▶ **Task brief**
Rewrite the entries from the beginning up to and including the line that contains "y-tick: 69 xyxy=(20,414,29,423)", replacing each instance of "y-tick" with "y-axis-tick" and leaving everything else unchanged.

▶ **Listing**
+ + + + +

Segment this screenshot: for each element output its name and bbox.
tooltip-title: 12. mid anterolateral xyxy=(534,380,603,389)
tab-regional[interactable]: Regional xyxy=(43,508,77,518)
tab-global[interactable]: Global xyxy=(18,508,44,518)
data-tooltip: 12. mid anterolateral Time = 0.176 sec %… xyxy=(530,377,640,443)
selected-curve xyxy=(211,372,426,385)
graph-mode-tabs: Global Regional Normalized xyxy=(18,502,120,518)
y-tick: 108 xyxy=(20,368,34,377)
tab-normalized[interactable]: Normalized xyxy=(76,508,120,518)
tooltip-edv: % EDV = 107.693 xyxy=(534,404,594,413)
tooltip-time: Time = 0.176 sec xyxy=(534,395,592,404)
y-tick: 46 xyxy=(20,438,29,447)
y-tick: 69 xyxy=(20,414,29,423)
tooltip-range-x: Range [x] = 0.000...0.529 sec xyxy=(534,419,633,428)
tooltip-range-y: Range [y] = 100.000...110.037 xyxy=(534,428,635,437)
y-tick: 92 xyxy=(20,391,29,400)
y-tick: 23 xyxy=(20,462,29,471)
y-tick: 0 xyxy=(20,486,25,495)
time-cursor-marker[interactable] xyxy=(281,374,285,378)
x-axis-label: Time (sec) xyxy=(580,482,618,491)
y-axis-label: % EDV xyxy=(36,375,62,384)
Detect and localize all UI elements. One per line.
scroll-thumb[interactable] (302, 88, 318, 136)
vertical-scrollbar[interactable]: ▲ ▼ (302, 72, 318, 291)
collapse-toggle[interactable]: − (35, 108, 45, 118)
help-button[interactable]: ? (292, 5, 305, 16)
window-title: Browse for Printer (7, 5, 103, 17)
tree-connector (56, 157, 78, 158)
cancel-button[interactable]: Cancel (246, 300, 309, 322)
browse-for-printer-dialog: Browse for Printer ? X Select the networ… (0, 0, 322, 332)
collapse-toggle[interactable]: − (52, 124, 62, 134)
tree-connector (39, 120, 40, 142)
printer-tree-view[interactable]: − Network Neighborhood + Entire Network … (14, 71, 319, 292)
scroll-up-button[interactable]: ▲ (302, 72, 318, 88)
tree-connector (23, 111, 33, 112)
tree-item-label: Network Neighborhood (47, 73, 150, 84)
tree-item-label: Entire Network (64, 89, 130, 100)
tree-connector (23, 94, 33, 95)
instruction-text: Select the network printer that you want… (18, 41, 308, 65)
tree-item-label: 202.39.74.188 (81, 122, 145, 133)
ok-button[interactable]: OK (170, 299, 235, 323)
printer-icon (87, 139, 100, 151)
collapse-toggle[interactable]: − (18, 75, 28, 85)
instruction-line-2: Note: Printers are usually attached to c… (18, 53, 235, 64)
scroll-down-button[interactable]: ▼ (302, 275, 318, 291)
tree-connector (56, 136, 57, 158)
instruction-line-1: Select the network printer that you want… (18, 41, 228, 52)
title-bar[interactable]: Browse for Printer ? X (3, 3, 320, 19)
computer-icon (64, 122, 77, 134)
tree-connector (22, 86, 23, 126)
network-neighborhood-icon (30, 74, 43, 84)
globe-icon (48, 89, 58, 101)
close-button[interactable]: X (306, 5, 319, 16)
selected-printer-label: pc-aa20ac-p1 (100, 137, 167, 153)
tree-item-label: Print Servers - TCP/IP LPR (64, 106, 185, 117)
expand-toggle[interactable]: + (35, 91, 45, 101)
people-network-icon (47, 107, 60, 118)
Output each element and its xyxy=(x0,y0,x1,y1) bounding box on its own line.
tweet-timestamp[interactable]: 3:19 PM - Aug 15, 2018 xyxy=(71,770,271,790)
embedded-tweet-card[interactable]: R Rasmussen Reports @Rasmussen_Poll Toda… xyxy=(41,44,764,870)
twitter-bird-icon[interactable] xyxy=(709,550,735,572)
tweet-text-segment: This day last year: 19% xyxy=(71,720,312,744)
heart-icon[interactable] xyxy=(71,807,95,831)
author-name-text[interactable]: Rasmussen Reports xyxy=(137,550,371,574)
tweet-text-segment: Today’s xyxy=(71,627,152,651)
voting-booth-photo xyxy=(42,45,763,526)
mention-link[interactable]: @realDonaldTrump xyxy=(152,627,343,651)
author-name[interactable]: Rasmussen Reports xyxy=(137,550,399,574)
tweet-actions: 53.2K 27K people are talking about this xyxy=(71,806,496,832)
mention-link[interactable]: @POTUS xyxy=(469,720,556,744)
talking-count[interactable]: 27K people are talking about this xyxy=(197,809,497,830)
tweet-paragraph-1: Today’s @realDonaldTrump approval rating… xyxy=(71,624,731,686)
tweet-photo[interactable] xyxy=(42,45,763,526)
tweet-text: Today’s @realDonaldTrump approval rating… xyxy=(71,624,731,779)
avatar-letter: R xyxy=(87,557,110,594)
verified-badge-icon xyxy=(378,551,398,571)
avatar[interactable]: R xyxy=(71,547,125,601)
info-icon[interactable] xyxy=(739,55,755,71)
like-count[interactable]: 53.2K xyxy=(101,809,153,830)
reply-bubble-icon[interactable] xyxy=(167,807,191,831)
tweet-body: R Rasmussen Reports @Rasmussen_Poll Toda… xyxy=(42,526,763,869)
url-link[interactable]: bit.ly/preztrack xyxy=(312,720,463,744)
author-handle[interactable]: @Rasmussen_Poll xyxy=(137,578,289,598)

+ + + + +

▶ **Output for this task**
Segment this screenshot: for each element output its name and bbox.
tooltip-title: 12. mid anterolateral xyxy=(534,380,603,389)
tab-regional[interactable]: Regional xyxy=(43,508,77,518)
tab-global[interactable]: Global xyxy=(18,508,44,518)
data-tooltip: 12. mid anterolateral Time = 0.176 sec %… xyxy=(530,377,640,443)
selected-curve xyxy=(211,372,426,385)
graph-mode-tabs: Global Regional Normalized xyxy=(18,502,120,518)
y-axis-tick: 108 xyxy=(20,368,34,377)
tab-normalized[interactable]: Normalized xyxy=(76,508,120,518)
tooltip-edv: % EDV = 107.693 xyxy=(534,404,594,413)
tooltip-time: Time = 0.176 sec xyxy=(534,395,592,404)
y-axis-tick: 46 xyxy=(20,438,29,447)
y-axis-tick: 69 xyxy=(20,414,29,423)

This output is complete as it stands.